--- THE REQUEST ---
A line counts if it contains the word "домов" at least once. State how many such lines the records contain, giving the number alone.
BEGIN EXCERPTED RECORDS
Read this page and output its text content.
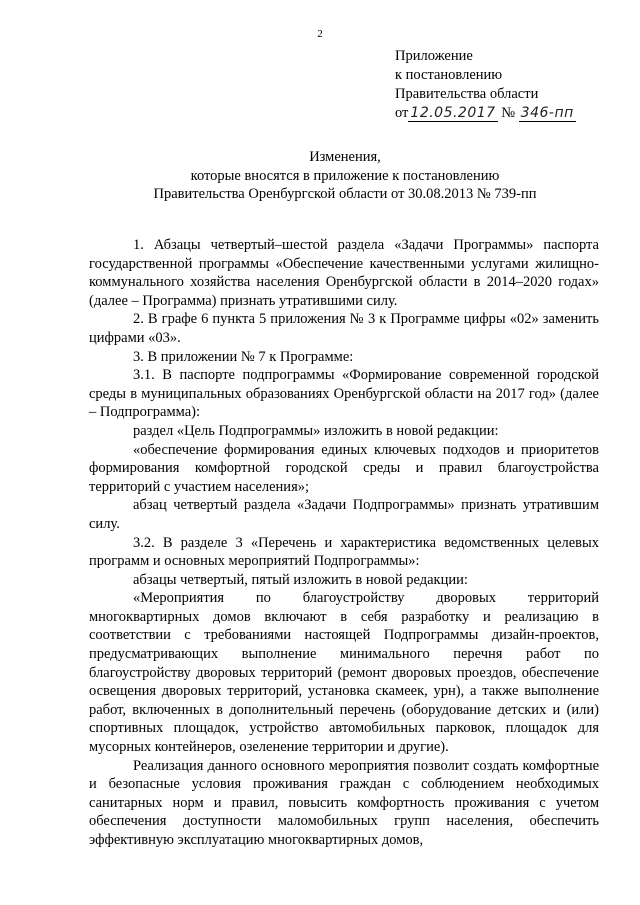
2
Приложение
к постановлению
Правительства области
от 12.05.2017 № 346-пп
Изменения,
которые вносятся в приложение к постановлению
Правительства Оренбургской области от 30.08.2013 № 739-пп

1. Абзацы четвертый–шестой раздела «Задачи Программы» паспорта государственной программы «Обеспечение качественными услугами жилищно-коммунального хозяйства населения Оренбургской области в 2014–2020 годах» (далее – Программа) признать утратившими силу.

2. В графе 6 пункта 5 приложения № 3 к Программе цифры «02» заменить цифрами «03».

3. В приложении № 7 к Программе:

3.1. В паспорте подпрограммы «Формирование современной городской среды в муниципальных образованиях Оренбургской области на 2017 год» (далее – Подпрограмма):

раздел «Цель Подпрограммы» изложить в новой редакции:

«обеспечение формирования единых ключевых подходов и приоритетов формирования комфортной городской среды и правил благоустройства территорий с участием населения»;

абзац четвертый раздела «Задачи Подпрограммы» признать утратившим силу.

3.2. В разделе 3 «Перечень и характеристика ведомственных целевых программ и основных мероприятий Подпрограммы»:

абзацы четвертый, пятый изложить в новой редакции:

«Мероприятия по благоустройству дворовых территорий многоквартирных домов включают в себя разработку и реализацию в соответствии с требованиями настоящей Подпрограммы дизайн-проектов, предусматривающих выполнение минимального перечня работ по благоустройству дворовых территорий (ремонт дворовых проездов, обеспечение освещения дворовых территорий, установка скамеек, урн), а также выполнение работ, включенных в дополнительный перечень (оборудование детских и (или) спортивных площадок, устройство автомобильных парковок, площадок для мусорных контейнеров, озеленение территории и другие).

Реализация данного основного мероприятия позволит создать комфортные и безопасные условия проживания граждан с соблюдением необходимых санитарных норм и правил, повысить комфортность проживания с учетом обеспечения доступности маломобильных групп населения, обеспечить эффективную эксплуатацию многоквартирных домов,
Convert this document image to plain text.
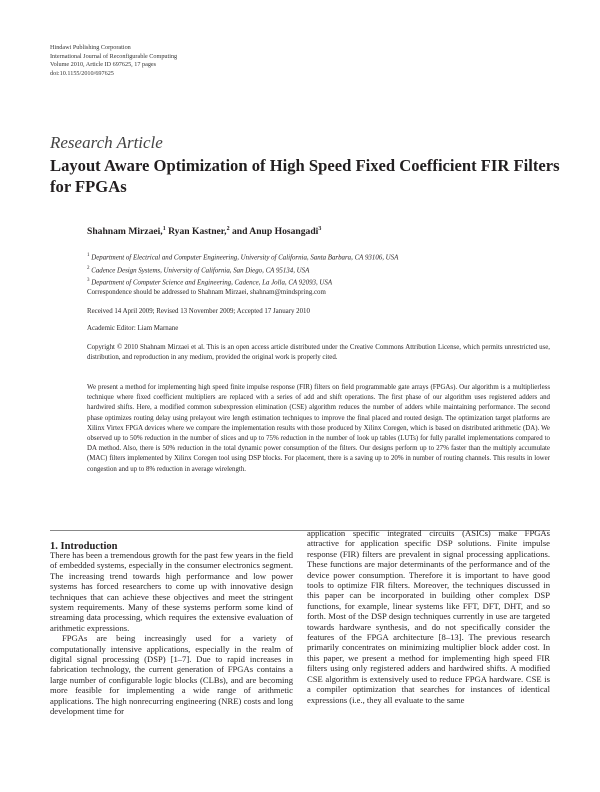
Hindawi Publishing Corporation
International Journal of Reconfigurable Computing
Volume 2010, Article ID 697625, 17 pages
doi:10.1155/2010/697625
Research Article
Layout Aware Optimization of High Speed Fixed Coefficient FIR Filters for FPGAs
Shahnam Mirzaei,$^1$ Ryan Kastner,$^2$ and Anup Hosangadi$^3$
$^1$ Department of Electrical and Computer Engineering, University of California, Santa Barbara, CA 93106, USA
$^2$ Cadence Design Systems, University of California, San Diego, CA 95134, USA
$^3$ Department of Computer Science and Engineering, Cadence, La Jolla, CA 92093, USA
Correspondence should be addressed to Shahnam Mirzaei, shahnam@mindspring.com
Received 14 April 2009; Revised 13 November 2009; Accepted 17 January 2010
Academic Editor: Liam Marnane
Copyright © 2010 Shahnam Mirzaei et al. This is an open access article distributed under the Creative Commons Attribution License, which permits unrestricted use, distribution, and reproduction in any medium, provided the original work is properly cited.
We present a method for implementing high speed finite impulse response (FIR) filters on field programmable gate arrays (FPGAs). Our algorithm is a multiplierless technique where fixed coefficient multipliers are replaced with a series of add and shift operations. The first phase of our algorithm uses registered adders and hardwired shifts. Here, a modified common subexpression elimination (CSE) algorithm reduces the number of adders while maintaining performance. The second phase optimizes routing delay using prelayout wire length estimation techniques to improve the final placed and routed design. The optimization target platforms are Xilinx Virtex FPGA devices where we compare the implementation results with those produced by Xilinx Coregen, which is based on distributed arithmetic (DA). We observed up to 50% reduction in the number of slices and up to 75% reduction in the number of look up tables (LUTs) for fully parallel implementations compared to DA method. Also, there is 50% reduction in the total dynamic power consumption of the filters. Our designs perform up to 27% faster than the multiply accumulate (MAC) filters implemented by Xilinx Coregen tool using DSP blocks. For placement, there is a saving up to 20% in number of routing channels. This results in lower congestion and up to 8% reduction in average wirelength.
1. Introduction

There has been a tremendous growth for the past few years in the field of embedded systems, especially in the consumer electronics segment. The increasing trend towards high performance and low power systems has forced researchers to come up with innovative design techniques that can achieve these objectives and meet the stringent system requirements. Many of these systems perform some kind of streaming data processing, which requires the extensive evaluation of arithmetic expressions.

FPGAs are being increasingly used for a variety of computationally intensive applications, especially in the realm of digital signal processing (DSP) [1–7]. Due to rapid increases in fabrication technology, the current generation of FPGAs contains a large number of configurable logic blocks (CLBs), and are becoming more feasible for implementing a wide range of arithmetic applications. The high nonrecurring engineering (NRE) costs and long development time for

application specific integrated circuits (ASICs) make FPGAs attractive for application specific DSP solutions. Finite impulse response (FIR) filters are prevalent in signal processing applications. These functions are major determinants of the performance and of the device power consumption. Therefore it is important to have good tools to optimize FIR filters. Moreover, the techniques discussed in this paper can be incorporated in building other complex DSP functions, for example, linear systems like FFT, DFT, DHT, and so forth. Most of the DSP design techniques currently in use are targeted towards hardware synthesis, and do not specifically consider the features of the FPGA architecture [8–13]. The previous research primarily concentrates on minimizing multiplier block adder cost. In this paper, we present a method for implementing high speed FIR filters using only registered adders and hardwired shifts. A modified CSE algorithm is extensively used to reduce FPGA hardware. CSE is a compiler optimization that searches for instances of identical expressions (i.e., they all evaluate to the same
END EXCERPTED RECORDS
--- EXERCISE OUTPUT ---
2